▶ [What is required]
Which lines contain the string "USED"? Please list every one of them.

▶ [Materials provided]
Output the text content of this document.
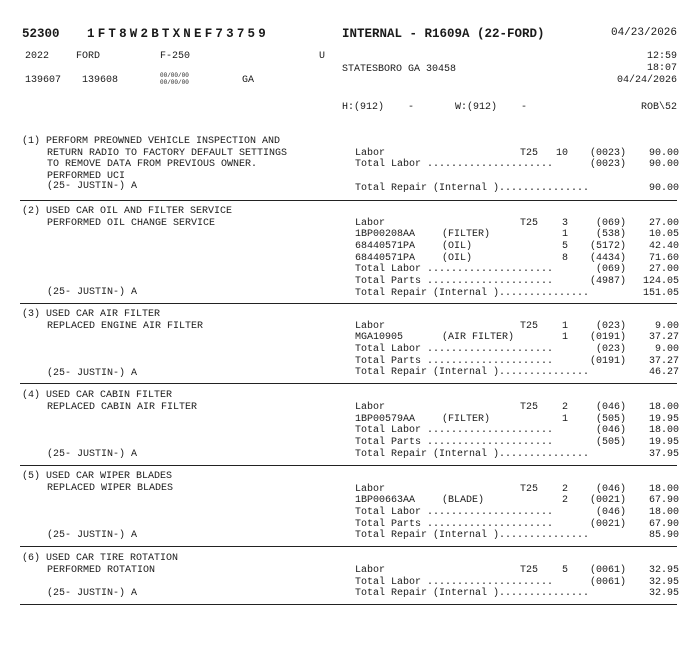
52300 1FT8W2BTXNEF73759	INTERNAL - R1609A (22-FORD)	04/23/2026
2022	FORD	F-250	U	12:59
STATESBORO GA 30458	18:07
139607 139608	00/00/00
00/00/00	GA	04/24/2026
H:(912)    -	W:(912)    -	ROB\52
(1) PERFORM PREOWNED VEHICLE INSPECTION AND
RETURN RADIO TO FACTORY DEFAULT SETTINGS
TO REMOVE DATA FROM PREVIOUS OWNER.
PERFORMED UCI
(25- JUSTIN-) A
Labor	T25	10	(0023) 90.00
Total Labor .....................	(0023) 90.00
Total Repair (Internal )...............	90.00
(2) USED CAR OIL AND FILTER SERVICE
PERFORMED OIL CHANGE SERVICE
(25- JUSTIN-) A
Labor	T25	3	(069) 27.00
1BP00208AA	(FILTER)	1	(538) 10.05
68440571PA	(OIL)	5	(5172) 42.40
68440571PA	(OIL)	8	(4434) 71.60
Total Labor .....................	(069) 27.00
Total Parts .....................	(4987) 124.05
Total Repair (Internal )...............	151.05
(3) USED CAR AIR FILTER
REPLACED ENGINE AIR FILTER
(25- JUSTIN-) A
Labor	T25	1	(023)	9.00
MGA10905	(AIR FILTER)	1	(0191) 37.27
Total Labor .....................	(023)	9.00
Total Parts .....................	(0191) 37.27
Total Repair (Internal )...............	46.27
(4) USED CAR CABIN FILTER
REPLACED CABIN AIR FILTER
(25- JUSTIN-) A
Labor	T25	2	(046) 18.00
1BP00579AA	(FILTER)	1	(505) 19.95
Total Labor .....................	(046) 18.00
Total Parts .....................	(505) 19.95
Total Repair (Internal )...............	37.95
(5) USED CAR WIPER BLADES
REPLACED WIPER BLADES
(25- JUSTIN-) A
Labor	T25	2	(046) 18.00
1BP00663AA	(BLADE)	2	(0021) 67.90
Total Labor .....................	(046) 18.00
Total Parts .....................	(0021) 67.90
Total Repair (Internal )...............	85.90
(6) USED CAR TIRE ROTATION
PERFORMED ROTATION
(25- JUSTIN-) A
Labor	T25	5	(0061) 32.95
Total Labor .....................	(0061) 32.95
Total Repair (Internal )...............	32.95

▶ [Reply to the exercise]
(2) USED CAR OIL AND FILTER SERVICE
(3) USED CAR AIR FILTER
(4) USED CAR CABIN FILTER
(5) USED CAR WIPER BLADES
(6) USED CAR TIRE ROTATION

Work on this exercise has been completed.